Work required.
Give the number of lines below that contain the word "Cookies", and nothing else.

— begin Data listing —

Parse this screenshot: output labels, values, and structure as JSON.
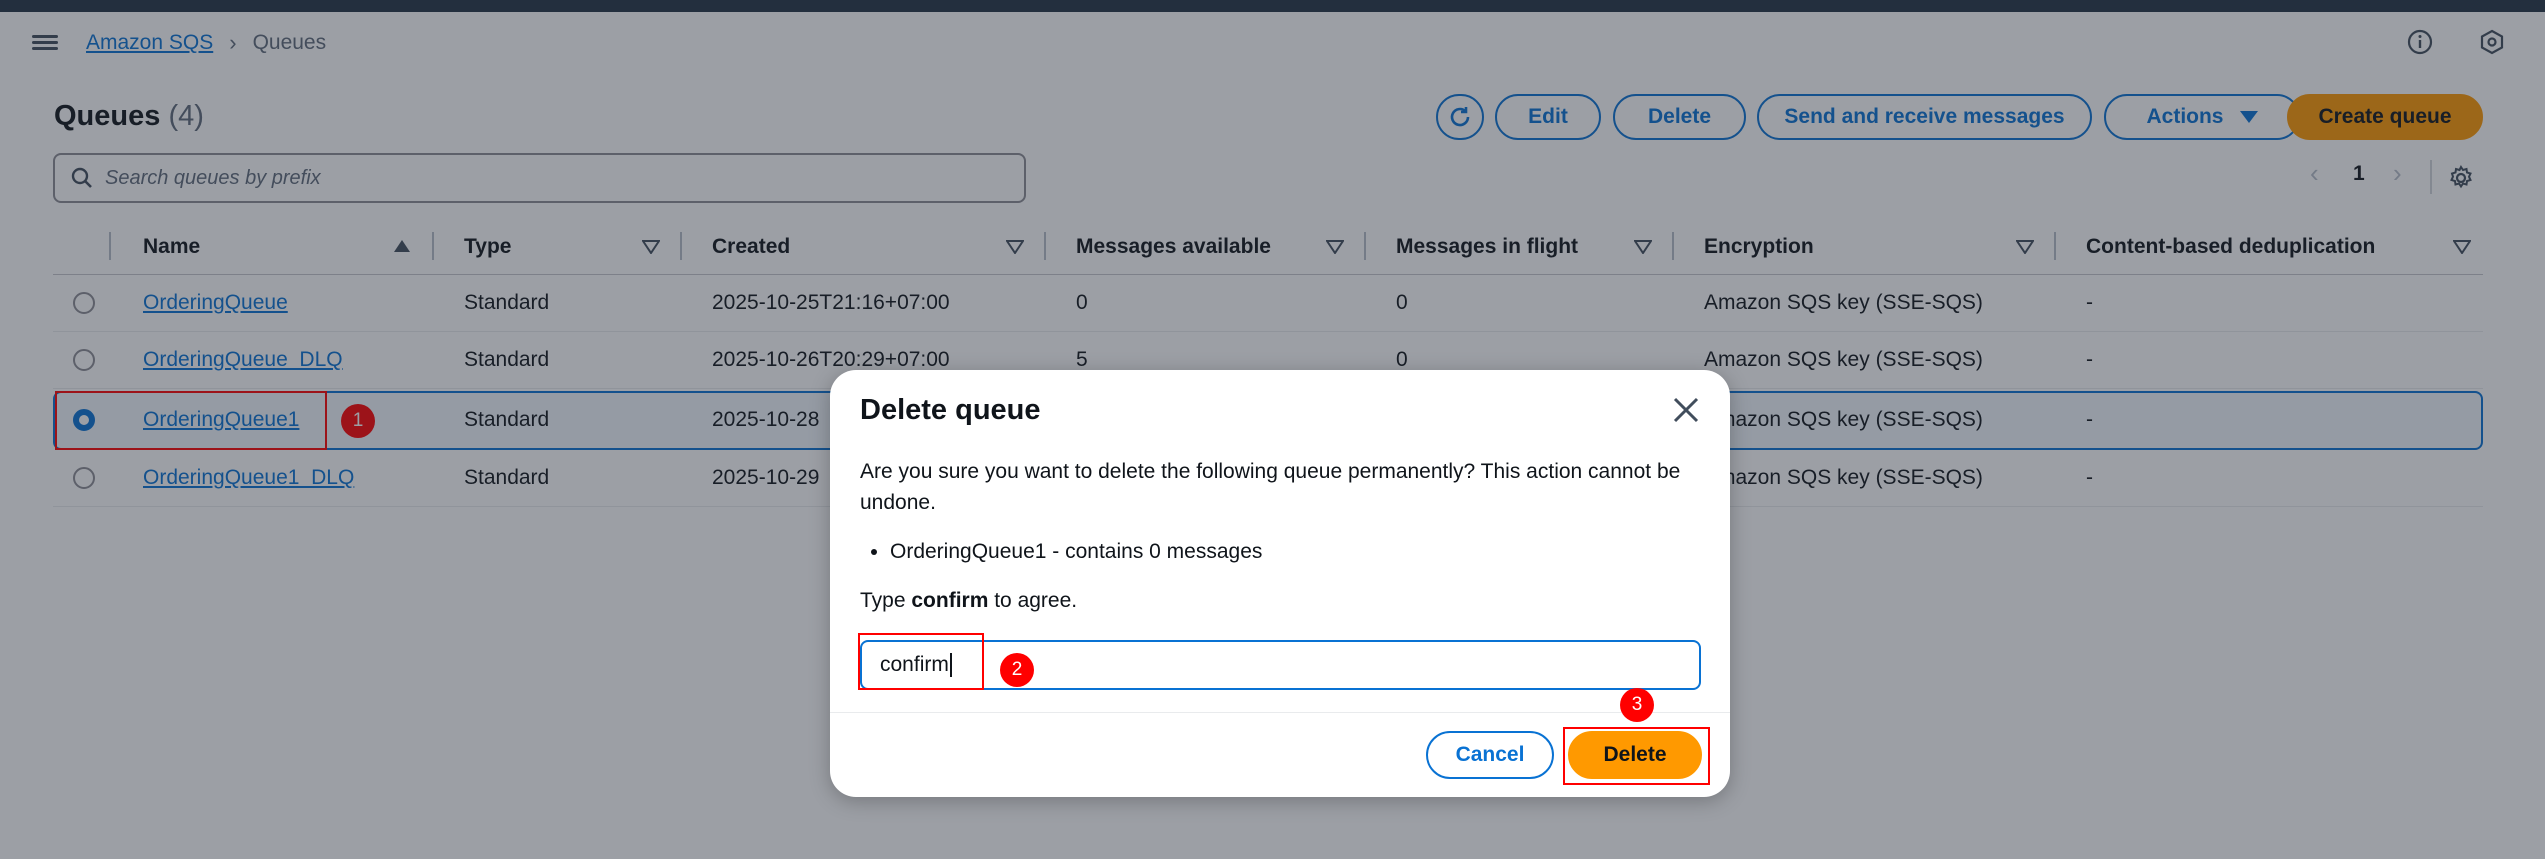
{
  "breadcrumb": {
    "service": "Amazon SQS",
    "current": "Queues"
  },
  "page": {
    "title": "Queues",
    "count": "(4)"
  },
  "toolbar": {
    "edit": "Edit",
    "delete": "Delete",
    "send_receive": "Send and receive messages",
    "actions": "Actions",
    "create": "Create queue"
  },
  "search": {
    "placeholder": "Search queues by prefix"
  },
  "pagination": {
    "page": "1"
  },
  "table": {
    "headers": [
      "Name",
      "Type",
      "Created",
      "Messages available",
      "Messages in flight",
      "Encryption",
      "Content-based deduplication"
    ],
    "rows": [
      {
        "name": "OrderingQueue",
        "type": "Standard",
        "created": "2025-10-25T21:16+07:00",
        "available": "0",
        "in_flight": "0",
        "encryption": "Amazon SQS key (SSE-SQS)",
        "dedup": "-",
        "selected": false
      },
      {
        "name": "OrderingQueue_DLQ",
        "type": "Standard",
        "created": "2025-10-26T20:29+07:00",
        "available": "5",
        "in_flight": "0",
        "encryption": "Amazon SQS key (SSE-SQS)",
        "dedup": "-",
        "selected": false
      },
      {
        "name": "OrderingQueue1",
        "type": "Standard",
        "created": "2025-10-28",
        "available": "",
        "in_flight": "",
        "encryption": "Amazon SQS key (SSE-SQS)",
        "dedup": "-",
        "selected": true
      },
      {
        "name": "OrderingQueue1_DLQ",
        "type": "Standard",
        "created": "2025-10-29",
        "available": "",
        "in_flight": "",
        "encryption": "Amazon SQS key (SSE-SQS)",
        "dedup": "-",
        "selected": false
      }
    ]
  },
  "modal": {
    "title": "Delete queue",
    "message": "Are you sure you want to delete the following queue permanently? This action cannot be undone.",
    "item": "OrderingQueue1 - contains 0 messages",
    "type_prefix": "Type ",
    "type_word": "confirm",
    "type_suffix": " to agree.",
    "input_value": "confirm",
    "cancel": "Cancel",
    "delete": "Delete"
  },
  "annotations": {
    "one": "1",
    "two": "2",
    "three": "3"
  },
  "colors": {
    "accent": "#0972d3",
    "primary_button": "#ff9900",
    "annotation": "#ff0000"
  }
}
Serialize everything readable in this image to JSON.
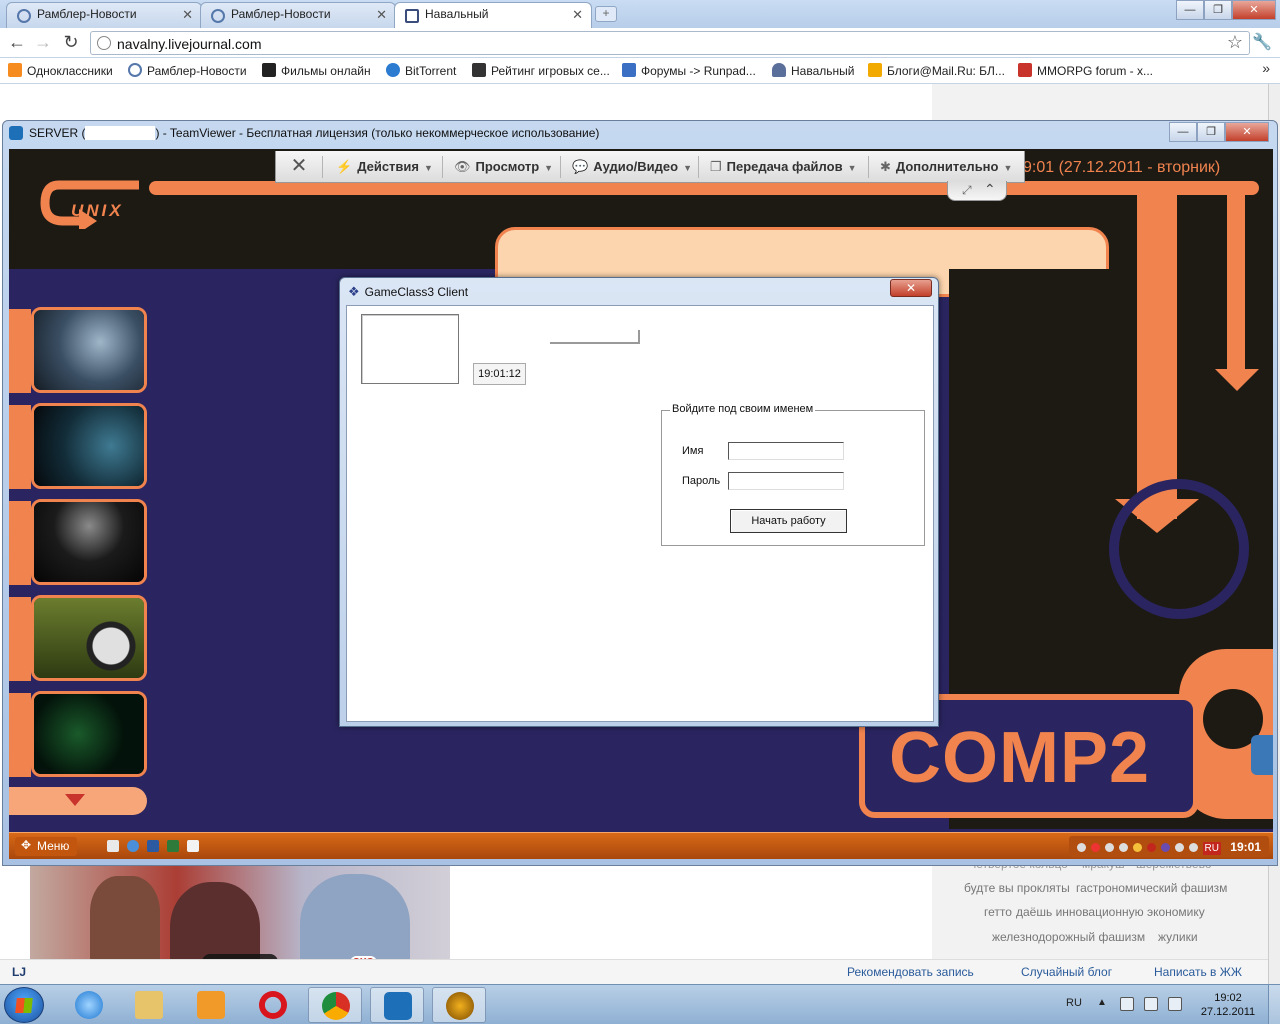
{
  "browser": {
    "tabs": [
      {
        "title": "Рамблер-Новости"
      },
      {
        "title": "Рамблер-Новости"
      },
      {
        "title": "Навальный"
      }
    ],
    "new_tab_label": "+",
    "url": "navalny.livejournal.com",
    "bookmarks": [
      {
        "label": "Одноклассники",
        "color": "#f68b1f"
      },
      {
        "label": "Рамблер-Новости",
        "color": "#5577aa"
      },
      {
        "label": "Фильмы онлайн",
        "color": "#222222"
      },
      {
        "label": "BitTorrent",
        "color": "#2b7bd1"
      },
      {
        "label": "Рейтинг игровых се...",
        "color": "#333333"
      },
      {
        "label": "Форумы -> Runpad...",
        "color": "#3a6fc4"
      },
      {
        "label": "Навальный",
        "color": "#5a6f9a"
      },
      {
        "label": "Блоги@Mail.Ru: БЛ...",
        "color": "#f2a900"
      },
      {
        "label": "MMORPG forum - x...",
        "color": "#c8332b"
      }
    ],
    "bookmarks_more": "»",
    "window_controls": {
      "minimize": "—",
      "maximize": "❐",
      "close": "✕"
    }
  },
  "webpage": {
    "tags": [
      "четвертое кольцо",
      "мракуш",
      "шереметьево",
      "будте вы прокляты",
      "гастрономический фашизм",
      "гетто",
      "даёшь инновационную экономику",
      "железнодорожный фашизм",
      "жулики"
    ],
    "bottom_links": {
      "recommend": "Рекомендовать запись",
      "random_blog": "Случайный блог",
      "write": "Написать в ЖЖ"
    },
    "lj_badge": "LJ",
    "video_badge": "ЭХО"
  },
  "teamviewer": {
    "title_prefix": "SERVER (",
    "title_suffix": ") - TeamViewer - Бесплатная лицензия (только некоммерческое использование)",
    "controls": {
      "minimize": "—",
      "maximize": "❐",
      "close": "✕"
    },
    "toolbar": {
      "close_label": "✕",
      "actions": "Действия",
      "view": "Просмотр",
      "audio_video": "Аудио/Видео",
      "file_transfer": "Передача файлов",
      "extras": "Дополнительно"
    }
  },
  "remote": {
    "logo_text": "UNIX",
    "clock_text": "9:01 (27.12.2011 - вторник)",
    "computer_name": "COMP2",
    "start_label": "Меню",
    "lang": "RU",
    "time": "19:01"
  },
  "gameclass": {
    "title": "GameClass3 Client",
    "close_label": "✕",
    "time_value": "19:01:12",
    "group_title": "Войдите под своим именем",
    "name_label": "Имя",
    "password_label": "Пароль",
    "name_value": "",
    "password_value": "",
    "start_button": "Начать работу"
  },
  "windows_taskbar": {
    "lang": "RU",
    "tray_arrow": "▲",
    "time": "19:02",
    "date": "27.12.2011"
  }
}
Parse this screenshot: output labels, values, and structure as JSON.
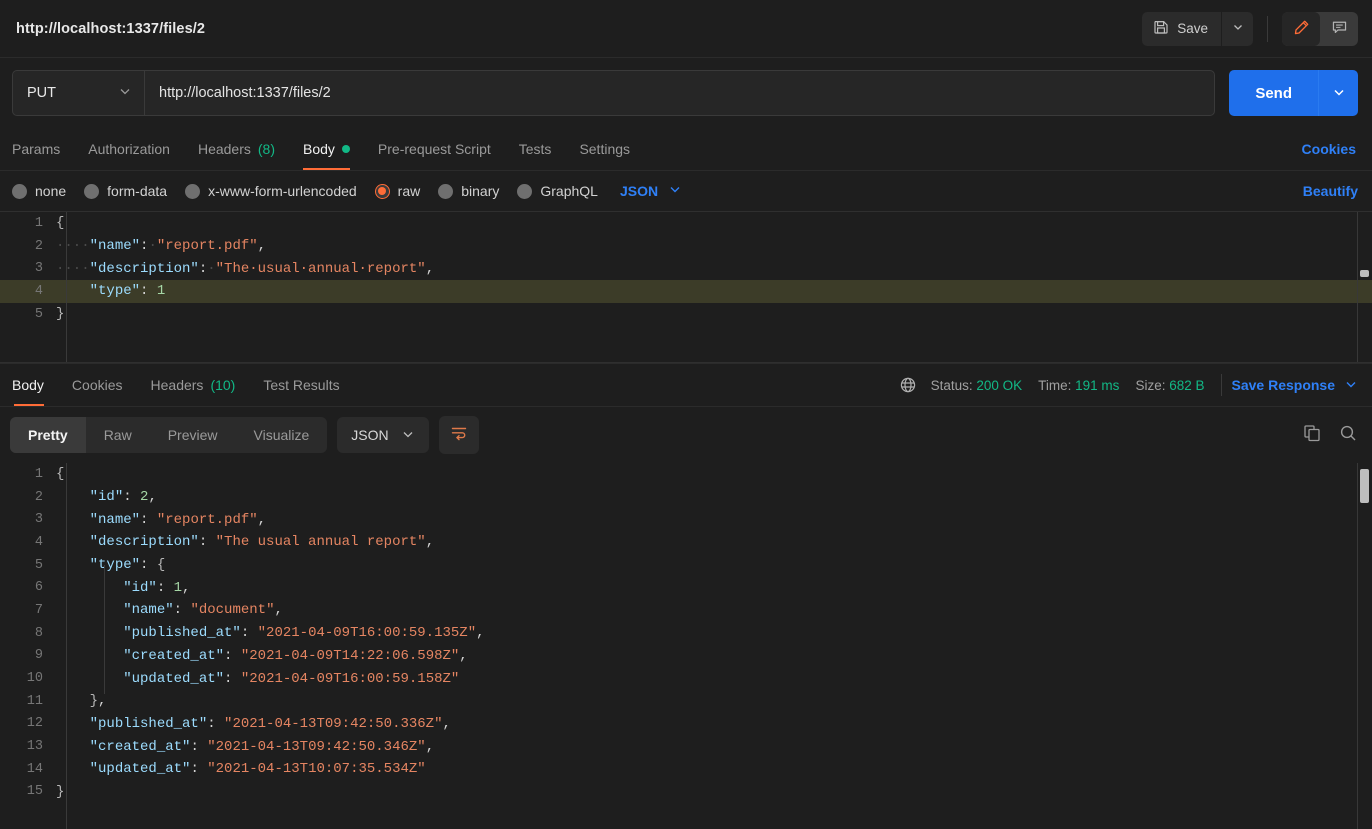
{
  "topbar": {
    "request_title": "http://localhost:1337/files/2",
    "save_label": "Save",
    "save_icon": "floppy-disk-icon",
    "save_caret_icon": "chevron-down-icon",
    "edit_icon": "pencil-icon",
    "comment_icon": "comment-icon",
    "accent_orange": "#ff6c37"
  },
  "urlbar": {
    "method": "PUT",
    "method_caret_icon": "chevron-down-icon",
    "url": "http://localhost:1337/files/2",
    "send_label": "Send",
    "send_caret_icon": "chevron-down-icon",
    "send_color": "#1f6feb"
  },
  "request_tabs": {
    "items": [
      {
        "label": "Params",
        "count": "",
        "active": false,
        "dot": false
      },
      {
        "label": "Authorization",
        "count": "",
        "active": false,
        "dot": false
      },
      {
        "label": "Headers",
        "count": "(8)",
        "active": false,
        "dot": false
      },
      {
        "label": "Body",
        "count": "",
        "active": true,
        "dot": true
      },
      {
        "label": "Pre-request Script",
        "count": "",
        "active": false,
        "dot": false
      },
      {
        "label": "Tests",
        "count": "",
        "active": false,
        "dot": false
      },
      {
        "label": "Settings",
        "count": "",
        "active": false,
        "dot": false
      }
    ],
    "cookies_label": "Cookies"
  },
  "body_types": {
    "options": [
      {
        "label": "none",
        "selected": false
      },
      {
        "label": "form-data",
        "selected": false
      },
      {
        "label": "x-www-form-urlencoded",
        "selected": false
      },
      {
        "label": "raw",
        "selected": true
      },
      {
        "label": "binary",
        "selected": false
      },
      {
        "label": "GraphQL",
        "selected": false
      }
    ],
    "format": "JSON",
    "format_caret_icon": "chevron-down-icon",
    "beautify_label": "Beautify"
  },
  "request_body": {
    "lines": [
      {
        "n": "1",
        "highlight": false,
        "tokens": [
          {
            "t": "fold",
            "v": "{"
          }
        ]
      },
      {
        "n": "2",
        "highlight": false,
        "tokens": [
          {
            "t": "ws",
            "v": "····"
          },
          {
            "t": "k",
            "v": "\"name\""
          },
          {
            "t": "p",
            "v": ":"
          },
          {
            "t": "ws",
            "v": "·"
          },
          {
            "t": "s",
            "v": "\"report.pdf\""
          },
          {
            "t": "p",
            "v": ","
          }
        ]
      },
      {
        "n": "3",
        "highlight": false,
        "tokens": [
          {
            "t": "ws",
            "v": "····"
          },
          {
            "t": "k",
            "v": "\"description\""
          },
          {
            "t": "p",
            "v": ":"
          },
          {
            "t": "ws",
            "v": "·"
          },
          {
            "t": "s",
            "v": "\"The·usual·annual·report\""
          },
          {
            "t": "p",
            "v": ","
          }
        ]
      },
      {
        "n": "4",
        "highlight": true,
        "tokens": [
          {
            "t": "ws",
            "v": "    "
          },
          {
            "t": "k",
            "v": "\"type\""
          },
          {
            "t": "p",
            "v": ": "
          },
          {
            "t": "n",
            "v": "1"
          }
        ]
      },
      {
        "n": "5",
        "highlight": false,
        "tokens": [
          {
            "t": "fold",
            "v": "}"
          }
        ]
      }
    ]
  },
  "response_tabs": {
    "items": [
      {
        "label": "Body",
        "count": "",
        "active": true
      },
      {
        "label": "Cookies",
        "count": "",
        "active": false
      },
      {
        "label": "Headers",
        "count": "(10)",
        "active": false
      },
      {
        "label": "Test Results",
        "count": "",
        "active": false
      }
    ],
    "globe_icon": "globe-icon",
    "status_label": "Status:",
    "status_value": "200 OK",
    "time_label": "Time:",
    "time_value": "191 ms",
    "size_label": "Size:",
    "size_value": "682 B",
    "save_response_label": "Save Response",
    "save_response_caret_icon": "chevron-down-icon",
    "green": "#12b886"
  },
  "response_tools": {
    "views": [
      {
        "label": "Pretty",
        "active": true
      },
      {
        "label": "Raw",
        "active": false
      },
      {
        "label": "Preview",
        "active": false
      },
      {
        "label": "Visualize",
        "active": false
      }
    ],
    "format": "JSON",
    "format_caret_icon": "chevron-down-icon",
    "wrap_icon": "word-wrap-icon",
    "copy_icon": "copy-icon",
    "search_icon": "search-icon"
  },
  "response_body": {
    "lines": [
      {
        "n": "1",
        "tokens": [
          {
            "t": "fold",
            "v": "{"
          }
        ]
      },
      {
        "n": "2",
        "tokens": [
          {
            "t": "p",
            "v": "    "
          },
          {
            "t": "k",
            "v": "\"id\""
          },
          {
            "t": "p",
            "v": ": "
          },
          {
            "t": "n",
            "v": "2"
          },
          {
            "t": "p",
            "v": ","
          }
        ]
      },
      {
        "n": "3",
        "tokens": [
          {
            "t": "p",
            "v": "    "
          },
          {
            "t": "k",
            "v": "\"name\""
          },
          {
            "t": "p",
            "v": ": "
          },
          {
            "t": "s",
            "v": "\"report.pdf\""
          },
          {
            "t": "p",
            "v": ","
          }
        ]
      },
      {
        "n": "4",
        "tokens": [
          {
            "t": "p",
            "v": "    "
          },
          {
            "t": "k",
            "v": "\"description\""
          },
          {
            "t": "p",
            "v": ": "
          },
          {
            "t": "s",
            "v": "\"The usual annual report\""
          },
          {
            "t": "p",
            "v": ","
          }
        ]
      },
      {
        "n": "5",
        "tokens": [
          {
            "t": "p",
            "v": "    "
          },
          {
            "t": "k",
            "v": "\"type\""
          },
          {
            "t": "p",
            "v": ": "
          },
          {
            "t": "fold",
            "v": "{"
          }
        ]
      },
      {
        "n": "6",
        "tokens": [
          {
            "t": "p",
            "v": "        "
          },
          {
            "t": "k",
            "v": "\"id\""
          },
          {
            "t": "p",
            "v": ": "
          },
          {
            "t": "n",
            "v": "1"
          },
          {
            "t": "p",
            "v": ","
          }
        ]
      },
      {
        "n": "7",
        "tokens": [
          {
            "t": "p",
            "v": "        "
          },
          {
            "t": "k",
            "v": "\"name\""
          },
          {
            "t": "p",
            "v": ": "
          },
          {
            "t": "s",
            "v": "\"document\""
          },
          {
            "t": "p",
            "v": ","
          }
        ]
      },
      {
        "n": "8",
        "tokens": [
          {
            "t": "p",
            "v": "        "
          },
          {
            "t": "k",
            "v": "\"published_at\""
          },
          {
            "t": "p",
            "v": ": "
          },
          {
            "t": "s",
            "v": "\"2021-04-09T16:00:59.135Z\""
          },
          {
            "t": "p",
            "v": ","
          }
        ]
      },
      {
        "n": "9",
        "tokens": [
          {
            "t": "p",
            "v": "        "
          },
          {
            "t": "k",
            "v": "\"created_at\""
          },
          {
            "t": "p",
            "v": ": "
          },
          {
            "t": "s",
            "v": "\"2021-04-09T14:22:06.598Z\""
          },
          {
            "t": "p",
            "v": ","
          }
        ]
      },
      {
        "n": "10",
        "tokens": [
          {
            "t": "p",
            "v": "        "
          },
          {
            "t": "k",
            "v": "\"updated_at\""
          },
          {
            "t": "p",
            "v": ": "
          },
          {
            "t": "s",
            "v": "\"2021-04-09T16:00:59.158Z\""
          }
        ]
      },
      {
        "n": "11",
        "tokens": [
          {
            "t": "p",
            "v": "    "
          },
          {
            "t": "fold",
            "v": "}"
          },
          {
            "t": "p",
            "v": ","
          }
        ]
      },
      {
        "n": "12",
        "tokens": [
          {
            "t": "p",
            "v": "    "
          },
          {
            "t": "k",
            "v": "\"published_at\""
          },
          {
            "t": "p",
            "v": ": "
          },
          {
            "t": "s",
            "v": "\"2021-04-13T09:42:50.336Z\""
          },
          {
            "t": "p",
            "v": ","
          }
        ]
      },
      {
        "n": "13",
        "tokens": [
          {
            "t": "p",
            "v": "    "
          },
          {
            "t": "k",
            "v": "\"created_at\""
          },
          {
            "t": "p",
            "v": ": "
          },
          {
            "t": "s",
            "v": "\"2021-04-13T09:42:50.346Z\""
          },
          {
            "t": "p",
            "v": ","
          }
        ]
      },
      {
        "n": "14",
        "tokens": [
          {
            "t": "p",
            "v": "    "
          },
          {
            "t": "k",
            "v": "\"updated_at\""
          },
          {
            "t": "p",
            "v": ": "
          },
          {
            "t": "s",
            "v": "\"2021-04-13T10:07:35.534Z\""
          }
        ]
      },
      {
        "n": "15",
        "tokens": [
          {
            "t": "fold",
            "v": "}"
          }
        ]
      }
    ]
  }
}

— end Data listing —

Solution below.
2